## SET PROBLEM
Search the listing for "JSON" and copy every line where it appears.

»»

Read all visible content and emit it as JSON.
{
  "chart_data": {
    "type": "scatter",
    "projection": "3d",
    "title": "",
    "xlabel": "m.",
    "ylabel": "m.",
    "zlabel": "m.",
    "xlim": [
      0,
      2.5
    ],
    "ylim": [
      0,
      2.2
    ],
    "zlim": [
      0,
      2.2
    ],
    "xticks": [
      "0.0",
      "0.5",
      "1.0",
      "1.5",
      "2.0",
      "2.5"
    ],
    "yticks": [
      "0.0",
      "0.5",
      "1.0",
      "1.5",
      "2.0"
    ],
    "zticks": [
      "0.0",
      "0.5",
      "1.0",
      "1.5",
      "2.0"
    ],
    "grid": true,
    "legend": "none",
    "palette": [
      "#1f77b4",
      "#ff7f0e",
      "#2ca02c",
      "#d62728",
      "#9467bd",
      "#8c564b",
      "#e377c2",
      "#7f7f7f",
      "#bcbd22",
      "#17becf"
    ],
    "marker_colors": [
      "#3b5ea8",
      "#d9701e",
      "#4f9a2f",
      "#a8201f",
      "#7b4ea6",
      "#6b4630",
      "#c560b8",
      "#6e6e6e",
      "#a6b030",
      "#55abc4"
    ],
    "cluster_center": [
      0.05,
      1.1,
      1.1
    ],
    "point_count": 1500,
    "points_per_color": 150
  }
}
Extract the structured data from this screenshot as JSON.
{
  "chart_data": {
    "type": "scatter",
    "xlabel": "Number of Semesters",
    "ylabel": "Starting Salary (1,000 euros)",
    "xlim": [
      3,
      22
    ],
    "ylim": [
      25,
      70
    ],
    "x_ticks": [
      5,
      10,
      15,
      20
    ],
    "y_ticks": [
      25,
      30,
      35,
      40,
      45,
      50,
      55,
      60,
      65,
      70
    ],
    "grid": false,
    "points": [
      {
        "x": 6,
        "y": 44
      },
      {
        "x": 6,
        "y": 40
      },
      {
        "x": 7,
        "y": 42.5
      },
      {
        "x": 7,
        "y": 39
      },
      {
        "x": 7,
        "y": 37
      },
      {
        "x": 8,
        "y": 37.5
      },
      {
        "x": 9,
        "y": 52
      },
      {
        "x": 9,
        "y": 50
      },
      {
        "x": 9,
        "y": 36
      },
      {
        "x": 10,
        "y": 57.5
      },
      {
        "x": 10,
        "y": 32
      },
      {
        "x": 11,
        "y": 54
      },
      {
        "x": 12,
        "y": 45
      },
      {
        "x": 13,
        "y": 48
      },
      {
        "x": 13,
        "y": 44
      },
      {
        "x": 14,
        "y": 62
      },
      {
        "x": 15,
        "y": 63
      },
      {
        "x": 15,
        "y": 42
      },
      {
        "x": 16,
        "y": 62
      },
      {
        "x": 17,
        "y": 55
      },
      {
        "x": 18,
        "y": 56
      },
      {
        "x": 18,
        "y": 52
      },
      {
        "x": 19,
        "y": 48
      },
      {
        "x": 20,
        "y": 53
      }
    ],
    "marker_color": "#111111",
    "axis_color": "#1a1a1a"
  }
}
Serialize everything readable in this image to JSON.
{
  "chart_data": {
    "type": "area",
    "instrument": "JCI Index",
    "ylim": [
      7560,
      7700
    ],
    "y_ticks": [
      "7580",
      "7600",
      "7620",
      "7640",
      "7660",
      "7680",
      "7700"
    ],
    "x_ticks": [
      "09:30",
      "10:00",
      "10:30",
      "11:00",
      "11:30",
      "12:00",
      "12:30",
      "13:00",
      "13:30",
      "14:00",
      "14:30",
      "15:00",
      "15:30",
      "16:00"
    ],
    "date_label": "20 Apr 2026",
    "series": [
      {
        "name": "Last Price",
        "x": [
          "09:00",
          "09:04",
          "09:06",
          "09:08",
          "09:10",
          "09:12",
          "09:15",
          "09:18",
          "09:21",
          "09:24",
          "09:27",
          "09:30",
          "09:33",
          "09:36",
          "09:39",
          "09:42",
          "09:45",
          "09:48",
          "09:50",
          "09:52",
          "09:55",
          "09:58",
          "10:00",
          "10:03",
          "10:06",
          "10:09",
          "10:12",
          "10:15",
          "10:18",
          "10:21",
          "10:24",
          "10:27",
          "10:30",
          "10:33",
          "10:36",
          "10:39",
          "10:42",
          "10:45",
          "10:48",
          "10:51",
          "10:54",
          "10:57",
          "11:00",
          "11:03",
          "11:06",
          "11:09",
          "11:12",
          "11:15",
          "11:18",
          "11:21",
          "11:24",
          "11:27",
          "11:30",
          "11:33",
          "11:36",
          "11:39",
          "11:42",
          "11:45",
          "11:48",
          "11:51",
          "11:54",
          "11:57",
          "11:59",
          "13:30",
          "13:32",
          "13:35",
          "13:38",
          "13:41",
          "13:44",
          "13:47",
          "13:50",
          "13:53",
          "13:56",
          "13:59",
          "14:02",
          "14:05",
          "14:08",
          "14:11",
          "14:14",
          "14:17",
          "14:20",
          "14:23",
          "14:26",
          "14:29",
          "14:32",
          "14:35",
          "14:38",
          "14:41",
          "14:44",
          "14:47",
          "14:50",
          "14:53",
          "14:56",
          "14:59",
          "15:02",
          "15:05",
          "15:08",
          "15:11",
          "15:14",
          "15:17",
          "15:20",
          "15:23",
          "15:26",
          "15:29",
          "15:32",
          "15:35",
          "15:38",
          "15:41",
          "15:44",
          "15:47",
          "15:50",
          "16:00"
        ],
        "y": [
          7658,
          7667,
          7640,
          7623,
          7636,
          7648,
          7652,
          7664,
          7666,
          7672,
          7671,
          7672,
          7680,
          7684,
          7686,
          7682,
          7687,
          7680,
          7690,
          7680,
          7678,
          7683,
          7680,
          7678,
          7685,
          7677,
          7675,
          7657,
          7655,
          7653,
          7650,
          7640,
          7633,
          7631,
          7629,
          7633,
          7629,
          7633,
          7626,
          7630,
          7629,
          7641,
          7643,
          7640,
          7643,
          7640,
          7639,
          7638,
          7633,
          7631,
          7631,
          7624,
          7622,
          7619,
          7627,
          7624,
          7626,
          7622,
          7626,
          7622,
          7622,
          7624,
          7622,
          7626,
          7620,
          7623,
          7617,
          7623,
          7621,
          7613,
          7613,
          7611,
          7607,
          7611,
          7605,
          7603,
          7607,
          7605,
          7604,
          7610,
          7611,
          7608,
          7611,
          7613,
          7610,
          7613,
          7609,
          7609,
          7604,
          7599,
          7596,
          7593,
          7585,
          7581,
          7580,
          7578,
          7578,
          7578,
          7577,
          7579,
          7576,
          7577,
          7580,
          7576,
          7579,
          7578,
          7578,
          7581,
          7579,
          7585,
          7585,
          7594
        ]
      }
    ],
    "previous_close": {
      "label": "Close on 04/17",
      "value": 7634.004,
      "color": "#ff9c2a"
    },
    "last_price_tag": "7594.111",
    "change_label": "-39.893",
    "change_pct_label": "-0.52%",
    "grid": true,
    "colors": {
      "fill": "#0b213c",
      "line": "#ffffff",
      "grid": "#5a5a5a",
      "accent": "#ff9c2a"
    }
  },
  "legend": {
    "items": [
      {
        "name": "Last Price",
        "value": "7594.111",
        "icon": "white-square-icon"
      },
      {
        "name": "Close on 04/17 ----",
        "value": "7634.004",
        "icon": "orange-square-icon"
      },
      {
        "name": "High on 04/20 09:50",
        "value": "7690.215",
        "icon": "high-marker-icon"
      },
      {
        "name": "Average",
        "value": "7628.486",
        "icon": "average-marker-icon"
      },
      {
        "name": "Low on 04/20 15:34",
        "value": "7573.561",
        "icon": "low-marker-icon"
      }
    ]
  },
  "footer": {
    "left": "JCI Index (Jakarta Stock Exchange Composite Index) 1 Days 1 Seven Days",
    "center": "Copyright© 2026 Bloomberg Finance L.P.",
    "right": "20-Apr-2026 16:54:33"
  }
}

««

## RESPONSE TO THIS TASK
Read all visible content and emit it as JSON.
Extract the structured data from this screenshot as JSON.
Serialize everything readable in this image to JSON.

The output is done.